* _Request_
Repeat each record below exactly as given.

::::

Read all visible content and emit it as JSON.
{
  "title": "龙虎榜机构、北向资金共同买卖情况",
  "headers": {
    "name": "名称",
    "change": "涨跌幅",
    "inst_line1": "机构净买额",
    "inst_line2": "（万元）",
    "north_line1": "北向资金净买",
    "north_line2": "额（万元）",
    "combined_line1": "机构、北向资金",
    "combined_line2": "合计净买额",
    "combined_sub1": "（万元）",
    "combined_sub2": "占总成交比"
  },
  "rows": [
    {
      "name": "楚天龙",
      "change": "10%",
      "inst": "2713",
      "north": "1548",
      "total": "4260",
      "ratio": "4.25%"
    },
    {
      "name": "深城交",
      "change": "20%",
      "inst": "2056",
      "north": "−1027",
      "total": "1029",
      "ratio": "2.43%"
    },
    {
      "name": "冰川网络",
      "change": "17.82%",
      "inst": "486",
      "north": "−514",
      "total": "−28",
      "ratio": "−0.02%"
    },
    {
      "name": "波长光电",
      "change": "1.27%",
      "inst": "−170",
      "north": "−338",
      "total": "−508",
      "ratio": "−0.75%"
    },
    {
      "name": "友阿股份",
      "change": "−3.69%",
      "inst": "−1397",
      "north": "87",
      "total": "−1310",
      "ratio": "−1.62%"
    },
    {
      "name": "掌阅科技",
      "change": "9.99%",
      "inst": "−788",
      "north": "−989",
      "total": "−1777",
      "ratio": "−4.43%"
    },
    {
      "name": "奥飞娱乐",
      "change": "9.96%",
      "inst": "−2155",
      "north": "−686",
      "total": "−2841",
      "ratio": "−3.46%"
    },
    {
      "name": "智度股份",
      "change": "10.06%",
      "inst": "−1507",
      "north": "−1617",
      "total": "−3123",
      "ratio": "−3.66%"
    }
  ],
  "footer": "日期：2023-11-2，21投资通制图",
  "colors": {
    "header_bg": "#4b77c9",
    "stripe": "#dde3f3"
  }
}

::::

* _Final result_
Read all visible content and emit it as JSON.
{
  "title": "龙虎榜机构、北向资金共同买卖情况",
  "headers": {
    "name": "名称",
    "change": "涨跌幅",
    "inst_line1": "机构净买额",
    "inst_line2": "（万元）",
    "north_line1": "北向资金净买",
    "north_line2": "额（万元）",
    "combined_line1": "机构、北向资金",
    "combined_line2": "合计净买额",
    "combined_sub1": "（万元）",
    "combined_sub2": "占总成交比"
  },
  "rows": [
    {
      "name": "楚天龙",
      "change": "10%",
      "inst": "2713",
      "north": "1548",
      "total": "4260",
      "ratio": "4.25%"
    },
    {
      "name": "深城交",
      "change": "20%",
      "inst": "2056",
      "north": "−1027",
      "total": "1029",
      "ratio": "2.43%"
    },
    {
      "name": "冰川网络",
      "change": "17.82%",
      "inst": "486",
      "north": "−514",
      "total": "−28",
      "ratio": "−0.02%"
    },
    {
      "name": "波长光电",
      "change": "1.27%",
      "inst": "−170",
      "north": "−338",
      "total": "−508",
      "ratio": "−0.75%"
    },
    {
      "name": "友阿股份",
      "change": "−3.69%",
      "inst": "−1397",
      "north": "87",
      "total": "−1310",
      "ratio": "−1.62%"
    },
    {
      "name": "掌阅科技",
      "change": "9.99%",
      "inst": "−788",
      "north": "−989",
      "total": "−1777",
      "ratio": "−4.43%"
    },
    {
      "name": "奥飞娱乐",
      "change": "9.96%",
      "inst": "−2155",
      "north": "−686",
      "total": "−2841",
      "ratio": "−3.46%"
    },
    {
      "name": "智度股份",
      "change": "10.06%",
      "inst": "−1507",
      "north": "−1617",
      "total": "−3123",
      "ratio": "−3.66%"
    }
  ],
  "footer": "日期：2023-11-2，21投资通制图",
  "colors": {
    "header_bg": "#4b77c9",
    "stripe": "#dde3f3"
  }
}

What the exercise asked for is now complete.